◆ **RECORDS SUPPLIED**
◇ ◇ ◇

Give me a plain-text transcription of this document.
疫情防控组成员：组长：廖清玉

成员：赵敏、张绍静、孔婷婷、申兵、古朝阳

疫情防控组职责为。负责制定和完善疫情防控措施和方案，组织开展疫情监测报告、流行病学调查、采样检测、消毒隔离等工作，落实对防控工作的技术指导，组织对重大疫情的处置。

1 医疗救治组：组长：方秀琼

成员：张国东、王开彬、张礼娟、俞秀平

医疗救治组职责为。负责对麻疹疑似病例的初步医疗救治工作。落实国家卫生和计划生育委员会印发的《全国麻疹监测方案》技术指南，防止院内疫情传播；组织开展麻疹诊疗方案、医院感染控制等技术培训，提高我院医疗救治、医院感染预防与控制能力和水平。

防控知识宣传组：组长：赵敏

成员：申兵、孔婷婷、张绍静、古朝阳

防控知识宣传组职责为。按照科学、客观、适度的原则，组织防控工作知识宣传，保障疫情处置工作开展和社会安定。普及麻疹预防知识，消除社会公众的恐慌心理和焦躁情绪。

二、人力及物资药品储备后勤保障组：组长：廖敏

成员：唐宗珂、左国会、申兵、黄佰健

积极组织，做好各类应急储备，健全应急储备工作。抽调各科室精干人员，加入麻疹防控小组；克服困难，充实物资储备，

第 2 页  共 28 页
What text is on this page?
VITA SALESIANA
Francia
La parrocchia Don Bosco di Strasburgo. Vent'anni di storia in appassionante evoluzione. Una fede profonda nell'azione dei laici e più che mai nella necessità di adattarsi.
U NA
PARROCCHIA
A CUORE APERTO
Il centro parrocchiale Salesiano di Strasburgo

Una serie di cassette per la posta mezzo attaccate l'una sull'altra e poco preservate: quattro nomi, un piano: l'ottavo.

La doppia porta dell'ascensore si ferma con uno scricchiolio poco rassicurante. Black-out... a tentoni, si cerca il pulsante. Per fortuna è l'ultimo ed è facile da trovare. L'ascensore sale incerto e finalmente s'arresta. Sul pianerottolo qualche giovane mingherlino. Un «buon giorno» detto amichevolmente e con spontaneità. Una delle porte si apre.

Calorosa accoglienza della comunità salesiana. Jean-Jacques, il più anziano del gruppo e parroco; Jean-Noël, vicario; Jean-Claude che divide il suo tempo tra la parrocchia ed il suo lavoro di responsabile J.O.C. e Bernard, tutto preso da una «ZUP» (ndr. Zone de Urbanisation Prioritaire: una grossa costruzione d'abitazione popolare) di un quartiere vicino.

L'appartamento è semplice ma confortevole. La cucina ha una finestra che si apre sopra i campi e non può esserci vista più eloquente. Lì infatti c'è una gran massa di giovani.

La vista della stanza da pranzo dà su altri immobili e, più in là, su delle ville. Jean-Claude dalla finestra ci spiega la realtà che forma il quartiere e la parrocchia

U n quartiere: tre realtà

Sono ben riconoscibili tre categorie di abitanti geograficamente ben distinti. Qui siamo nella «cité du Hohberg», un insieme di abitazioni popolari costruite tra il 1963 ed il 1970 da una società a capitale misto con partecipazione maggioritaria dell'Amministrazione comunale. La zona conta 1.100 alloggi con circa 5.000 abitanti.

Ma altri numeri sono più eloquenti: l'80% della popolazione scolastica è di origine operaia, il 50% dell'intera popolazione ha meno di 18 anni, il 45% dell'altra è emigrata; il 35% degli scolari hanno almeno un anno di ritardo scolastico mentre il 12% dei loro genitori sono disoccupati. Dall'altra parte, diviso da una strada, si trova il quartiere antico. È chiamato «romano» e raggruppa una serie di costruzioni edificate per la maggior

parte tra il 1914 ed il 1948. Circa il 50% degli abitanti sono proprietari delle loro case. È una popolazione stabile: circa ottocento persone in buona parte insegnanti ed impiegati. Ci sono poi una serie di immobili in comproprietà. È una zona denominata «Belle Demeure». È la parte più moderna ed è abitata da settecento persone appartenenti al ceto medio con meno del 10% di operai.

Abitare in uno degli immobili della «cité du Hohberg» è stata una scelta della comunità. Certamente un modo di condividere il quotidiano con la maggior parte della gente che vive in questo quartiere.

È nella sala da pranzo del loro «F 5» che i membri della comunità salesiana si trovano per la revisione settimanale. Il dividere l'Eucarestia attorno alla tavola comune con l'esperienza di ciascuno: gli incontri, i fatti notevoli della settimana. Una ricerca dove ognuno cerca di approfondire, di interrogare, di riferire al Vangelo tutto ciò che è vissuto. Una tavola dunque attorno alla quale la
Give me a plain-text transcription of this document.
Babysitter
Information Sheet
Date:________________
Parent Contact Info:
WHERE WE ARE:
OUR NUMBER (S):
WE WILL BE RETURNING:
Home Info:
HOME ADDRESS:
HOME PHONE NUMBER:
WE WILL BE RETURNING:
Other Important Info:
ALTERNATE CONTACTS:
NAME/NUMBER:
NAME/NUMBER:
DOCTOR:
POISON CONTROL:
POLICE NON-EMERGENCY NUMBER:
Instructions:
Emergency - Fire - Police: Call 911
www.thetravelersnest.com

◇ ◇ ◇

◆ **EXERCISE DETAILS**
Write out every entry verbatim.

◆ **TASK RESULT**
Give me a plain-text transcription of this document.
疫情防控组成员：组长：廖清玉

成员：赵敏、张绍静、孔婷婷、申兵、古朝阳

疫情防控组职责为。负责制定和完善疫情防控措施和方案，组织开展疫情监测报告、流行病学调查、采样检测、消毒隔离等工作，落实对防控工作的技术指导，组织对重大疫情的处置。

1 医疗救治组：组长：方秀琼

成员：张国东、王开彬、张礼娟、俞秀平

医疗救治组职责为。负责对麻疹疑似病例的初步医疗救治工作。落实国家卫生和计划生育委员会印发的《全国麻疹监测方案》技术指南，防止院内疫情传播；组织开展麻疹诊疗方案、医院感染控制等技术培训，提高我院医疗救治、医院感染预防与控制能力和水平。

防控知识宣传组：组长：赵敏

成员：申兵、孔婷婷、张绍静、古朝阳

防控知识宣传组职责为。按照科学、客观、适度的原则，组织防控工作知识宣传，保障疫情处置工作开展和社会安定。普及麻疹预防知识，消除社会公众的恐慌心理和焦躁情绪。

二、人力及物资药品储备后勤保障组：组长：廖敏

成员：唐宗珂、左国会、申兵、黄佰健

积极组织，做好各类应急储备，健全应急储备工作。抽调各科室精干人员，加入麻疹防控小组；克服困难，充实物资储备，

第 2 页  共 28 页
What text is on this page?
VITA SALESIANA
Francia
La parrocchia Don Bosco di Strasburgo. Vent'anni di storia in appassionante evoluzione. Una fede profonda nell'azione dei laici e più che mai nella necessità di adattarsi.
U NA
PARROCCHIA
A CUORE APERTO
Il centro parrocchiale Salesiano di Strasburgo

Una serie di cassette per la posta mezzo attaccate l'una sull'altra e poco preservate: quattro nomi, un piano: l'ottavo.

La doppia porta dell'ascensore si ferma con uno scricchiolio poco rassicurante. Black-out... a tentoni, si cerca il pulsante. Per fortuna è l'ultimo ed è facile da trovare. L'ascensore sale incerto e finalmente s'arresta. Sul pianerottolo qualche giovane mingherlino. Un «buon giorno» detto amichevolmente e con spontaneità. Una delle porte si apre.

Calorosa accoglienza della comunità salesiana. Jean-Jacques, il più anziano del gruppo e parroco; Jean-Noël, vicario; Jean-Claude che divide il suo tempo tra la parrocchia ed il suo lavoro di responsabile J.O.C. e Bernard, tutto preso da una «ZUP» (ndr. Zone de Urbanisation Prioritaire: una grossa costruzione d'abitazione popolare) di un quartiere vicino.

L'appartamento è semplice ma confortevole. La cucina ha una finestra che si apre sopra i campi e non può esserci vista più eloquente. Lì infatti c'è una gran massa di giovani.

La vista della stanza da pranzo dà su altri immobili e, più in là, su delle ville. Jean-Claude dalla finestra ci spiega la realtà che forma il quartiere e la parrocchia

U n quartiere: tre realtà

Sono ben riconoscibili tre categorie di abitanti geograficamente ben distinti. Qui siamo nella «cité du Hohberg», un insieme di abitazioni popolari costruite tra il 1963 ed il 1970 da una società a capitale misto con partecipazione maggioritaria dell'Amministrazione comunale. La zona conta 1.100 alloggi con circa 5.000 abitanti.

Ma altri numeri sono più eloquenti: l'80% della popolazione scolastica è di origine operaia, il 50% dell'intera popolazione ha meno di 18 anni, il 45% dell'altra è emigrata; il 35% degli scolari hanno almeno un anno di ritardo scolastico mentre il 12% dei loro genitori sono disoccupati. Dall'altra parte, diviso da una strada, si trova il quartiere antico. È chiamato «romano» e raggruppa una serie di costruzioni edificate per la maggior

parte tra il 1914 ed il 1948. Circa il 50% degli abitanti sono proprietari delle loro case. È una popolazione stabile: circa ottocento persone in buona parte insegnanti ed impiegati. Ci sono poi una serie di immobili in comproprietà. È una zona denominata «Belle Demeure». È la parte più moderna ed è abitata da settecento persone appartenenti al ceto medio con meno del 10% di operai.

Abitare in uno degli immobili della «cité du Hohberg» è stata una scelta della comunità. Certamente un modo di condividere il quotidiano con la maggior parte della gente che vive in questo quartiere.

È nella sala da pranzo del loro «F 5» che i membri della comunità salesiana si trovano per la revisione settimanale. Il dividere l'Eucarestia attorno alla tavola comune con l'esperienza di ciascuno: gli incontri, i fatti notevoli della settimana. Una ricerca dove ognuno cerca di approfondire, di interrogare, di riferire al Vangelo tutto ciò che è vissuto. Una tavola dunque attorno alla quale la
Give me a plain-text transcription of this document.
Babysitter
Information Sheet
Date:________________
Parent Contact Info:
WHERE WE ARE:
OUR NUMBER (S):
WE WILL BE RETURNING:
Home Info:
HOME ADDRESS:
HOME PHONE NUMBER:
WE WILL BE RETURNING:
Other Important Info:
ALTERNATE CONTACTS:
NAME/NUMBER:
NAME/NUMBER:
DOCTOR:
POISON CONTROL:
POLICE NON-EMERGENCY NUMBER:
Instructions:
Emergency - Fire - Police: Call 911
www.thetravelersnest.com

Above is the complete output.